### PROBLEM DETAILS
Extract each line where the string "основы" shows up.

### SUPPLIED RECORDS
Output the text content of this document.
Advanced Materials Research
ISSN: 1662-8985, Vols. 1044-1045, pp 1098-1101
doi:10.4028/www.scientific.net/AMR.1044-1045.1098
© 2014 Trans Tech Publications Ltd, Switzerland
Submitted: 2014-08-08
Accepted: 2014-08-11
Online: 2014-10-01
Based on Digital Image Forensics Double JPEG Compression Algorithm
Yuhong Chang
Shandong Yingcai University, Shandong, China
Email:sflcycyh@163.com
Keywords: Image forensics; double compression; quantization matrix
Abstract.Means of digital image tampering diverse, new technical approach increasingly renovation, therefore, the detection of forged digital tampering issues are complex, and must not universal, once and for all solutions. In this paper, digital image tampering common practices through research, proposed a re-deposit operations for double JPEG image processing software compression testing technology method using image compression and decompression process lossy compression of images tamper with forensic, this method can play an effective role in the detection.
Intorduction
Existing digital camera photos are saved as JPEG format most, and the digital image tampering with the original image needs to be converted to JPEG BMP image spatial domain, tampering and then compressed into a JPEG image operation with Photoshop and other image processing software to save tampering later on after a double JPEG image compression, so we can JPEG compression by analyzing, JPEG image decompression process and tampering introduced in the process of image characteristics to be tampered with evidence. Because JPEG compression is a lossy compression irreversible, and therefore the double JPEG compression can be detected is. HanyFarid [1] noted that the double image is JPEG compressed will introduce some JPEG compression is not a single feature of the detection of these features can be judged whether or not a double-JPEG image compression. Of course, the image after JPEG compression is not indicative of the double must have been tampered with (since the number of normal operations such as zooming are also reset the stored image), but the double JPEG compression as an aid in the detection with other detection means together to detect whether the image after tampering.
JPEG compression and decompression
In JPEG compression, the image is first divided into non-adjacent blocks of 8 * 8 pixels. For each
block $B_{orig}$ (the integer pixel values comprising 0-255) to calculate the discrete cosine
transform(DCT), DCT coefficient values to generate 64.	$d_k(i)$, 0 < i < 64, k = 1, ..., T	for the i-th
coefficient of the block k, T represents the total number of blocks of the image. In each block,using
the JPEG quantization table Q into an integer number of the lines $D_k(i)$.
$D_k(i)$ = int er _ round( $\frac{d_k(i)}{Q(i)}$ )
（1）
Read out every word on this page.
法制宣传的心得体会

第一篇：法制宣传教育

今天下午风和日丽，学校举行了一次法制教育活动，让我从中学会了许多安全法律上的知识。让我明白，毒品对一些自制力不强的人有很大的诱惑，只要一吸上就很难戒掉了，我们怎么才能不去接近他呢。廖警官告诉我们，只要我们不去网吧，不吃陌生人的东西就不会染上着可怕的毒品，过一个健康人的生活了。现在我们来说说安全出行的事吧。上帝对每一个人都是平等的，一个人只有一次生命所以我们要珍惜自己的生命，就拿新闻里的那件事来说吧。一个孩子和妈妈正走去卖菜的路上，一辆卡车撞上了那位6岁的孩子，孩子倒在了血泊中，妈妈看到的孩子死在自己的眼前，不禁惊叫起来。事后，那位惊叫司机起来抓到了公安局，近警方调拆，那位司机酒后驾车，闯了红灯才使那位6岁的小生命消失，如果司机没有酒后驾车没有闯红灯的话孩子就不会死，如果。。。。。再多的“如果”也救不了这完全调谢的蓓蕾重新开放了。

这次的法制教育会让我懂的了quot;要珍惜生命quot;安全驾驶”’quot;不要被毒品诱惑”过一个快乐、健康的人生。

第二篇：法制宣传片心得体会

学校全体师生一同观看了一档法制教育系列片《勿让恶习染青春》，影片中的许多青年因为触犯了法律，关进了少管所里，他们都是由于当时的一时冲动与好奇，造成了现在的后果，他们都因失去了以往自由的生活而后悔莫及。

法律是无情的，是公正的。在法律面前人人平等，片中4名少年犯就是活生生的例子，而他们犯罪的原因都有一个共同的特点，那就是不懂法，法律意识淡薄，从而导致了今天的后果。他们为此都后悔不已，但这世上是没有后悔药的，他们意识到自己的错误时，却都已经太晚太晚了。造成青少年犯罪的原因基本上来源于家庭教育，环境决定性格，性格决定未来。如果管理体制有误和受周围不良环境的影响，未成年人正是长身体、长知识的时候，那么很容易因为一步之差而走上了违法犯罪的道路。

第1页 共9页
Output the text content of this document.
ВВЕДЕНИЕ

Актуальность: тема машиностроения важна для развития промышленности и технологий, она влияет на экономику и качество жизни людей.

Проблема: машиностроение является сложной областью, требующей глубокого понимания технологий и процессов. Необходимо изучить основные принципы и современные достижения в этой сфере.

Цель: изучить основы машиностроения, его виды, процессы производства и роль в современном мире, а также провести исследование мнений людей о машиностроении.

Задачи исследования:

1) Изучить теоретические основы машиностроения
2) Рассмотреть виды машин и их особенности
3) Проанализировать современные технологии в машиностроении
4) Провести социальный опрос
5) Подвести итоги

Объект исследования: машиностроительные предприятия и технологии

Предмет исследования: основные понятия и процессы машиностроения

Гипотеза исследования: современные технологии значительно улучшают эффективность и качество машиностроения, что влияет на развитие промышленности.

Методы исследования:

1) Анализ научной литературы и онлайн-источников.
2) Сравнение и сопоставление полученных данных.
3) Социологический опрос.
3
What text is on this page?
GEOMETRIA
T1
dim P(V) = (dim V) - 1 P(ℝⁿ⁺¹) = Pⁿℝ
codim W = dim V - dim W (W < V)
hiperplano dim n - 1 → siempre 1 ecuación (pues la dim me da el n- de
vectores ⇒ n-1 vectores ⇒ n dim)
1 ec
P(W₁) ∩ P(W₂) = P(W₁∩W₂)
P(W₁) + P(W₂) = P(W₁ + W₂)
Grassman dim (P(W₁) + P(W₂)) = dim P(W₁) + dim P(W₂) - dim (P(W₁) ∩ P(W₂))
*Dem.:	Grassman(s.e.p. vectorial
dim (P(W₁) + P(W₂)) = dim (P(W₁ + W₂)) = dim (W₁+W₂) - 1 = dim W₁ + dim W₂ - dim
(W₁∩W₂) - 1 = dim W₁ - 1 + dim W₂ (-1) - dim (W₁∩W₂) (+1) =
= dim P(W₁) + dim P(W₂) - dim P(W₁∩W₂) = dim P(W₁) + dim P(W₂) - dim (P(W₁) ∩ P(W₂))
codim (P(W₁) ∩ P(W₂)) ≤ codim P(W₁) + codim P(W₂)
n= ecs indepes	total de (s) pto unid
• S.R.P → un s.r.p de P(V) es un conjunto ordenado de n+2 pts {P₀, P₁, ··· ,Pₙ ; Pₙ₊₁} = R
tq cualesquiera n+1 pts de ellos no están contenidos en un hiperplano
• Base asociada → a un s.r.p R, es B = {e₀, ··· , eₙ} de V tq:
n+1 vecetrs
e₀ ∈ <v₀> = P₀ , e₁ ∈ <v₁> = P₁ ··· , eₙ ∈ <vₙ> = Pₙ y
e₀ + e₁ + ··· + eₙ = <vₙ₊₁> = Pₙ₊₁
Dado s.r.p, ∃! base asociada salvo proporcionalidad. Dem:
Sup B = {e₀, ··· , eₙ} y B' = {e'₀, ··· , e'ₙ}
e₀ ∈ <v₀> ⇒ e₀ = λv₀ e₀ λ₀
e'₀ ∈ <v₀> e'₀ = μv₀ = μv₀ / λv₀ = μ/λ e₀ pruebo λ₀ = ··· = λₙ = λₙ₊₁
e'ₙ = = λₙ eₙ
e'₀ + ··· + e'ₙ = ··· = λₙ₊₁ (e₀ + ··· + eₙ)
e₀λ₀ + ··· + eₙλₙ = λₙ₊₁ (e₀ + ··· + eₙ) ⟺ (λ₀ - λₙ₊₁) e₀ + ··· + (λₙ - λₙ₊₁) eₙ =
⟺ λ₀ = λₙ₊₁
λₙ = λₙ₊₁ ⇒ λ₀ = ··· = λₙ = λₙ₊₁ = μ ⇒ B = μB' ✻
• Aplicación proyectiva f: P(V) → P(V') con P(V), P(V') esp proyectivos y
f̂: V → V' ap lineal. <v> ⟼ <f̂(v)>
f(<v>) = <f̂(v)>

### EXPECTED OUTPUT
Цель: изучить основы машиностроения, его виды, процессы производства и роль в современном мире, а также провести исследование мнений людей о машиностроении.
1) Изучить теоретические основы машиностроения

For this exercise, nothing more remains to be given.